◆ **Task description**:
Locate each line below that includes "इरसक" and reproduce it.

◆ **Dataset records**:
Content starts
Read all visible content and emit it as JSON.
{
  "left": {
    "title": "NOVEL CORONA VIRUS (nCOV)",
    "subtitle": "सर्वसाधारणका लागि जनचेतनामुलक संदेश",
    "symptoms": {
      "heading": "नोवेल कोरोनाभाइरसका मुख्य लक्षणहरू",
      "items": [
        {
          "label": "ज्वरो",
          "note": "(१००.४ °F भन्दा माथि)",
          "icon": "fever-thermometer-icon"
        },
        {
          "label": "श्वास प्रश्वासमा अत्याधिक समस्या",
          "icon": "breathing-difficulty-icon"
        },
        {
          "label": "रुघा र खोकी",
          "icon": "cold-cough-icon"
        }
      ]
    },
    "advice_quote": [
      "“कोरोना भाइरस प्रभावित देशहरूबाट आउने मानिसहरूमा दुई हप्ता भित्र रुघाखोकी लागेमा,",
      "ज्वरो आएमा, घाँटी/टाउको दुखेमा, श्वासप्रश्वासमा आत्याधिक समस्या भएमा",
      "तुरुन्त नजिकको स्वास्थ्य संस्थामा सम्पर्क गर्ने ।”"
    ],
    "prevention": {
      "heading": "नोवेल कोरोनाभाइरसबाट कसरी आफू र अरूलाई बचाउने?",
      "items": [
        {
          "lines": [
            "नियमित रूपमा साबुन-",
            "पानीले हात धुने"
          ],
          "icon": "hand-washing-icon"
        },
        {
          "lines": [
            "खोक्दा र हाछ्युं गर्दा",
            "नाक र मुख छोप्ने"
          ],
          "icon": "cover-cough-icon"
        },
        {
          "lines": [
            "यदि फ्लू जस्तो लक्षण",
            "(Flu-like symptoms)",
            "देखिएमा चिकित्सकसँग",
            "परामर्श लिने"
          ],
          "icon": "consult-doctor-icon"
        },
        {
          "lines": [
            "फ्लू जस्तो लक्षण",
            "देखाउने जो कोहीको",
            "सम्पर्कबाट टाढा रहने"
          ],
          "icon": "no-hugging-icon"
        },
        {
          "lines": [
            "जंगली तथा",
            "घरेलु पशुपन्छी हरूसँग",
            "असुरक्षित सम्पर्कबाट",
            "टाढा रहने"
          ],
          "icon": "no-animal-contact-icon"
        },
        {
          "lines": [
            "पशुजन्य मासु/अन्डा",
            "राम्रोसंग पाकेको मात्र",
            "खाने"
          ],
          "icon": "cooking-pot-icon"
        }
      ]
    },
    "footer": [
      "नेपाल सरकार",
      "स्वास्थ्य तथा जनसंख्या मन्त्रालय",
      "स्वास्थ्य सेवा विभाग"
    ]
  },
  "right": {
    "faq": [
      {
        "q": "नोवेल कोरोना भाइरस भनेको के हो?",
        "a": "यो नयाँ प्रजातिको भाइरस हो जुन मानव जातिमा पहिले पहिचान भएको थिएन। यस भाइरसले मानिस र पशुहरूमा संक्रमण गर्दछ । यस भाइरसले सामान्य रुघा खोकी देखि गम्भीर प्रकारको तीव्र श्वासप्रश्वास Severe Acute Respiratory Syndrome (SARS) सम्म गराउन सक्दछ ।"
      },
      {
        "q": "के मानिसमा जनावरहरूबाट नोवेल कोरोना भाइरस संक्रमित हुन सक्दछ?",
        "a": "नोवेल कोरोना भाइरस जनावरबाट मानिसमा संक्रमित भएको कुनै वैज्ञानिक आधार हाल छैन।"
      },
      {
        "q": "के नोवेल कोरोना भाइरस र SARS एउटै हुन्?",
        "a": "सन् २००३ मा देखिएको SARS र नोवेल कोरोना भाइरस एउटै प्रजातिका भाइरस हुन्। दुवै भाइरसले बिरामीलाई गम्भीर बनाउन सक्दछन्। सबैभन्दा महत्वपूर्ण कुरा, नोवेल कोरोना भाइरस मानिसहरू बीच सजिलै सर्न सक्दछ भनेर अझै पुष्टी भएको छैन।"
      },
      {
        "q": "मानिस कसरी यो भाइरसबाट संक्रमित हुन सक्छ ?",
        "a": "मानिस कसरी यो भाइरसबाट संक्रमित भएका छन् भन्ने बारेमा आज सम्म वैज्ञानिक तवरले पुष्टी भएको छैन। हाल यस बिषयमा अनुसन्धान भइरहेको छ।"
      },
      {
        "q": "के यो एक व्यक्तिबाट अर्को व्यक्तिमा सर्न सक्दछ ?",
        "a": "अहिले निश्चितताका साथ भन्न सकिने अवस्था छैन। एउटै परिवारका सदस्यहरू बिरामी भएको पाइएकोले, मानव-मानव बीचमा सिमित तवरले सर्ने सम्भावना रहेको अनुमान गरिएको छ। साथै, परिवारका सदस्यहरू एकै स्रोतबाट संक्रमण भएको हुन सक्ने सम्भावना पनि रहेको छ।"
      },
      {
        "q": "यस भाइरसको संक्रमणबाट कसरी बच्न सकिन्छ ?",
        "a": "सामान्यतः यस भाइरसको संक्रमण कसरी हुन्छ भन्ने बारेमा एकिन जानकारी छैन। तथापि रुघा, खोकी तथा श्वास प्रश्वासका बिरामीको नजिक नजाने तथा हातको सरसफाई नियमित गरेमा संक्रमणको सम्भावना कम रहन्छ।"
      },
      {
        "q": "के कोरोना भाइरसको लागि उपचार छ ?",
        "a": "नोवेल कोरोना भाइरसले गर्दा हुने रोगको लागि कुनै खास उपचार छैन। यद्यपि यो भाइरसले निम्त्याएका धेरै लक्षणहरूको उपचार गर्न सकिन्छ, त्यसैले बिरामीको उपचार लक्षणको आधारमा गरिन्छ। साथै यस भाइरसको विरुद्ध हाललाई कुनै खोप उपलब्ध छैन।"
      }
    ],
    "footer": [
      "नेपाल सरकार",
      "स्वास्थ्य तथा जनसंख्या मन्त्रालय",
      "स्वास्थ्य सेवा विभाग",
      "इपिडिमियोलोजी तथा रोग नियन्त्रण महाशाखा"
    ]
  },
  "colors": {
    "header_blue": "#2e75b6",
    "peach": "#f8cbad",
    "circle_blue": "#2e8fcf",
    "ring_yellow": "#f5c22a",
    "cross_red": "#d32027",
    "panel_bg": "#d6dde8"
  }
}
Content ends
Content starts
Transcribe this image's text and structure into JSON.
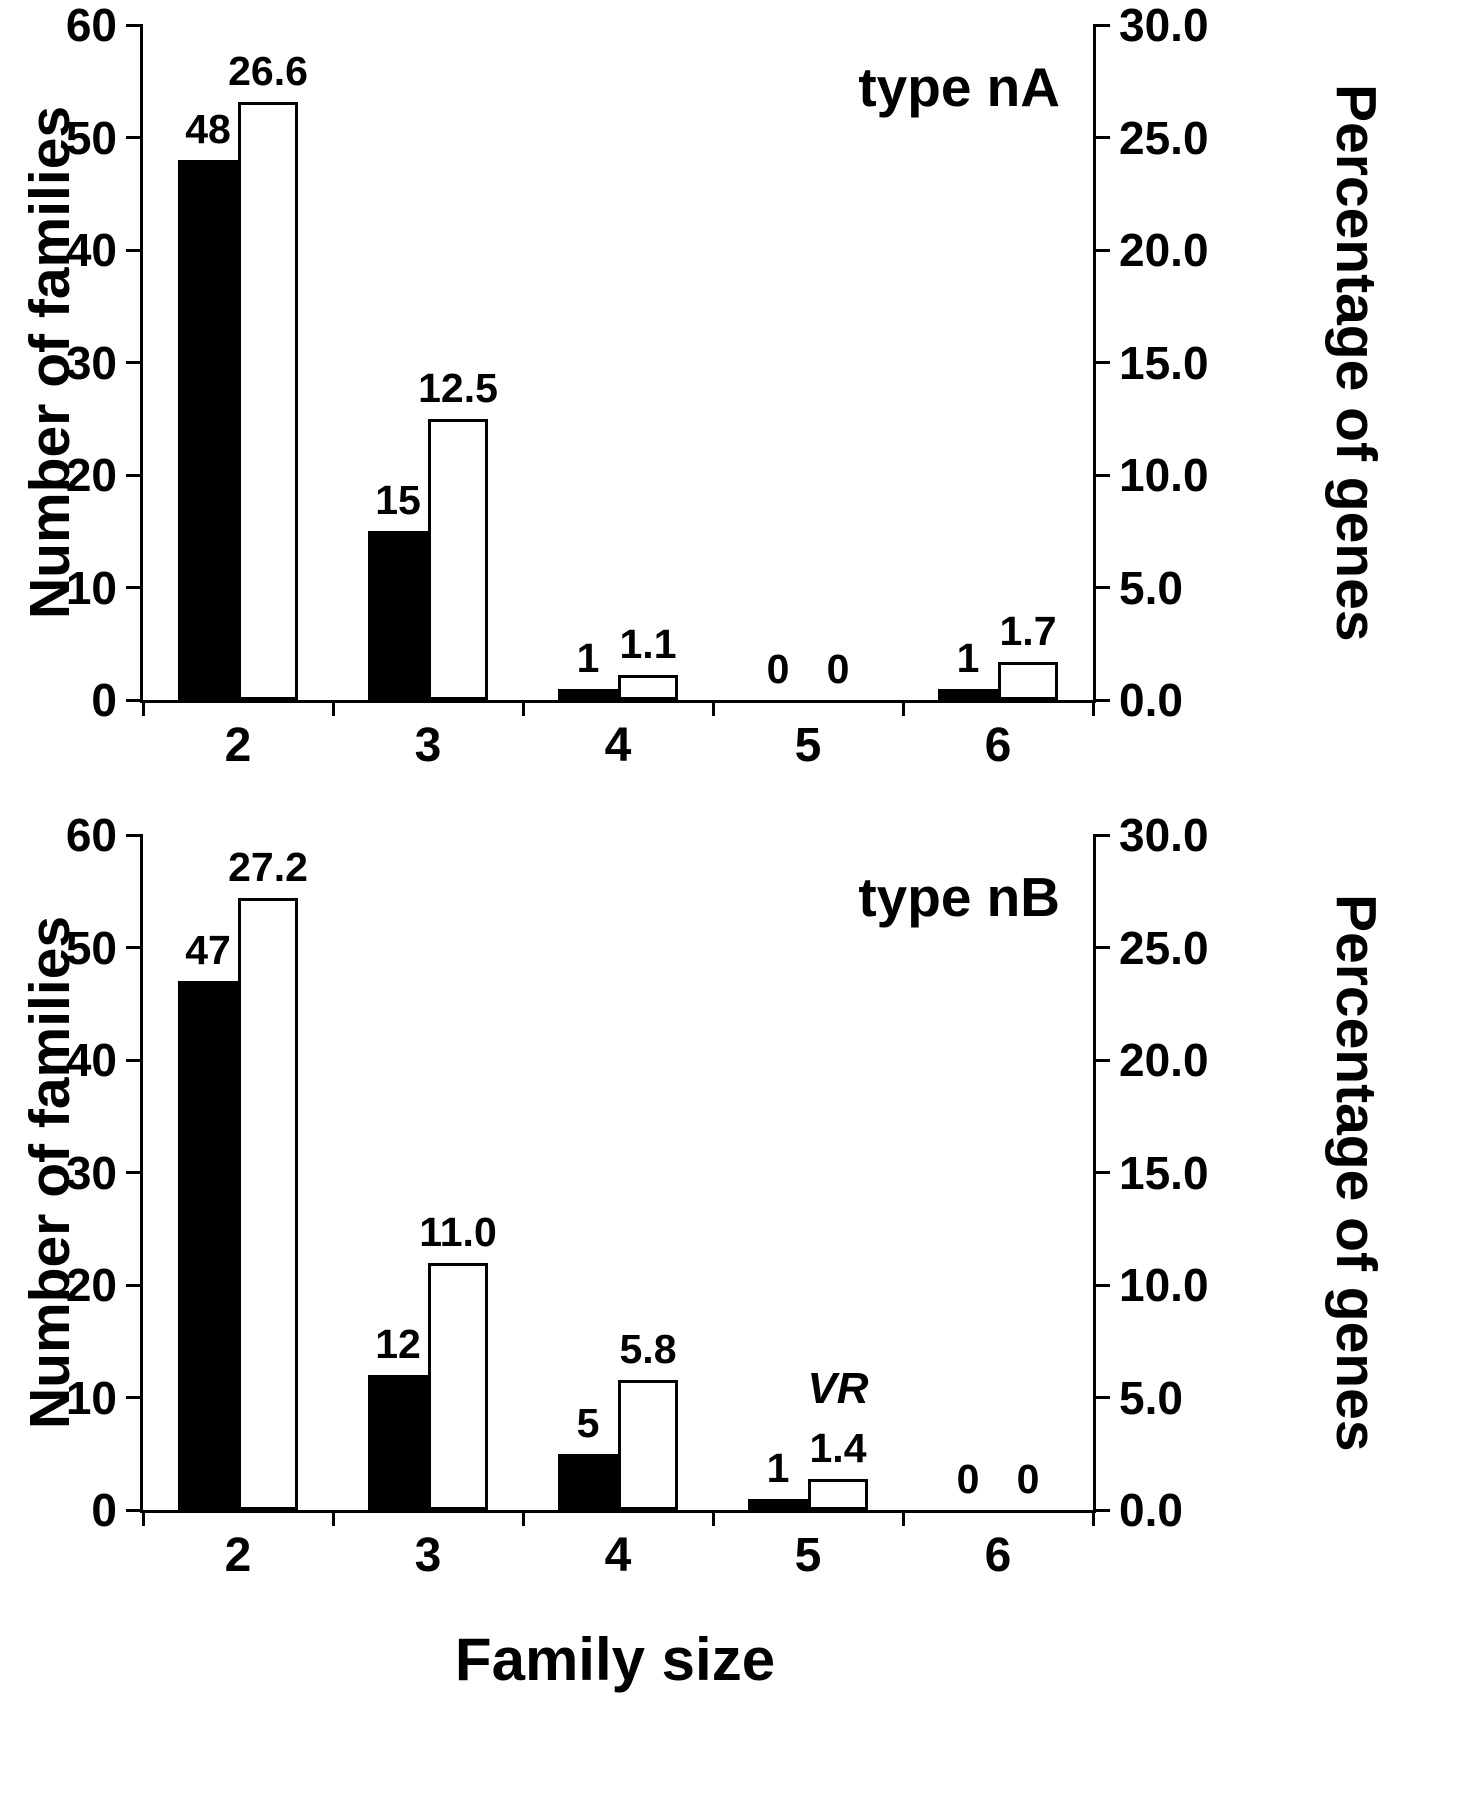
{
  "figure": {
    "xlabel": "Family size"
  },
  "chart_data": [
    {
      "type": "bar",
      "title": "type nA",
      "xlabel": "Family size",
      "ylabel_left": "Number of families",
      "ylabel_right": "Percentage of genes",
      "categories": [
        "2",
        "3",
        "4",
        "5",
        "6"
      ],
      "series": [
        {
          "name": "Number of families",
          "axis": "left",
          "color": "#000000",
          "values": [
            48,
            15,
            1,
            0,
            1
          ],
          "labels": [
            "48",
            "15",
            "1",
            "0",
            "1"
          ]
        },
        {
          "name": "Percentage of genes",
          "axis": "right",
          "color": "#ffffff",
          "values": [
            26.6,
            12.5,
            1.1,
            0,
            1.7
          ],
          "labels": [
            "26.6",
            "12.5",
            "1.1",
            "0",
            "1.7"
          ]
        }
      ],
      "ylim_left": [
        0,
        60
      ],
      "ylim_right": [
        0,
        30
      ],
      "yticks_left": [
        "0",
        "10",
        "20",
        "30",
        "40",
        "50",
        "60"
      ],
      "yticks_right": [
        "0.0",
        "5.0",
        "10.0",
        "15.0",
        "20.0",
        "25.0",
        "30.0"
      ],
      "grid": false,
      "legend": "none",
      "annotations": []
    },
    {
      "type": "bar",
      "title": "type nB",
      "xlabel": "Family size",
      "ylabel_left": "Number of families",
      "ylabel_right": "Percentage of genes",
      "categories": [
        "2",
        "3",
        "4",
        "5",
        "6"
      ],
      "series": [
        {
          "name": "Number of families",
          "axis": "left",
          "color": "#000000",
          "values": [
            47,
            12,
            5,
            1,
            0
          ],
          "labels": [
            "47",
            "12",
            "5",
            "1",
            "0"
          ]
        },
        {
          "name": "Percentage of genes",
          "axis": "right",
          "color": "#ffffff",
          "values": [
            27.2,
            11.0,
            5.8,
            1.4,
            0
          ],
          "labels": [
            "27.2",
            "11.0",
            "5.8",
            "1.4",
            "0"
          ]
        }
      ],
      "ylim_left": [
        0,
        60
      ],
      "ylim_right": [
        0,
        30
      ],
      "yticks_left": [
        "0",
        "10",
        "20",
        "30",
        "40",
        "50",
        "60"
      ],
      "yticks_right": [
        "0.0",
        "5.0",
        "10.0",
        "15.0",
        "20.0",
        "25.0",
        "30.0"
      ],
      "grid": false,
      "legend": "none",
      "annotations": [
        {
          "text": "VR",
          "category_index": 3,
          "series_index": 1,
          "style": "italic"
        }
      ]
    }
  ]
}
Content ends
◆ **Response box**:
      "heading": "नोवेल कोरोनाभाइरसका मुख्य लक्षणहरू",
        "q": "यस भाइरसको संक्रमणबाट कसरी बच्न सकिन्छ ?",
        "a": "सामान्यतः यस भाइरसको संक्रमण कसरी हुन्छ भन्ने बारेमा एकिन जानकारी छैन। तथापि रुघा, खोकी तथा श्वास प्रश्वासका बिरामीको नजिक नजाने तथा हातको सरसफाई नियमित गरेमा संक्रमणको सम्भावना कम रहन्छ।"
        "q": "के कोरोना भाइरसको लागि उपचार छ ?",
        "a": "नोवेल कोरोना भाइरसले गर्दा हुने रोगको लागि कुनै खास उपचार छैन। यद्यपि यो भाइरसले निम्त्याएका धेरै लक्षणहरूको उपचार गर्न सकिन्छ, त्यसैले बिरामीको उपचार लक्षणको आधारमा गरिन्छ। साथै यस भाइरसको विरुद्ध हाललाई कुनै खोप उपलब्ध छैन।"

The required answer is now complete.